Return the full listing exactly as it is written.

### Dataset rows

+---+

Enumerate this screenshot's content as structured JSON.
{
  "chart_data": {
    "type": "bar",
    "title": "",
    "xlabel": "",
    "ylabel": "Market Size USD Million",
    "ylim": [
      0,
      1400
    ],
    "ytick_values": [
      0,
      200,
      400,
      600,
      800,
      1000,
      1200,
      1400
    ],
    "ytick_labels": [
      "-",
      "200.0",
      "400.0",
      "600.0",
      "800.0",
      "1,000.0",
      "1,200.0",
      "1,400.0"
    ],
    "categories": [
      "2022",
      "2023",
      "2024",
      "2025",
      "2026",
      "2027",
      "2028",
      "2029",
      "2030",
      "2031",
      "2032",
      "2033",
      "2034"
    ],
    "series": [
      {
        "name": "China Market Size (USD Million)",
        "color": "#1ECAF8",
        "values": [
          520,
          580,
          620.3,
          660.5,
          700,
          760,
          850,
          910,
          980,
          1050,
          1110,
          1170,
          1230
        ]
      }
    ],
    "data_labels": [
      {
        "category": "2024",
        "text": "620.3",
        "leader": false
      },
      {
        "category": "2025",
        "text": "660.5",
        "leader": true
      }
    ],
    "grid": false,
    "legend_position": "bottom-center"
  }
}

+---+

### Exercise response
Enumerate this screenshot's content as structured JSON.
{
  "chart_data": {
    "type": "bar",
    "title": "",
    "xlabel": "",
    "ylabel": "Market Size USD Million",
    "ylim": [
      0,
      1400
    ],
    "ytick_values": [
      0,
      200,
      400,
      600,
      800,
      1000,
      1200,
      1400
    ],
    "ytick_labels": [
      "-",
      "200.0",
      "400.0",
      "600.0",
      "800.0",
      "1,000.0",
      "1,200.0",
      "1,400.0"
    ],
    "categories": [
      "2022",
      "2023",
      "2024",
      "2025",
      "2026",
      "2027",
      "2028",
      "2029",
      "2030",
      "2031",
      "2032",
      "2033",
      "2034"
    ],
    "series": [
      {
        "name": "China Market Size (USD Million)",
        "color": "#1ECAF8",
        "values": [
          520,
          580,
          620.3,
          660.5,
          700,
          760,
          850,
          910,
          980,
          1050,
          1110,
          1170,
          1230
        ]
      }
    ],
    "data_labels": [
      {
        "category": "2024",
        "text": "620.3",
        "leader": false
      },
      {
        "category": "2025",
        "text": "660.5",
        "leader": true
      }
    ],
    "grid": false,
    "legend_position": "bottom-center"
  }
}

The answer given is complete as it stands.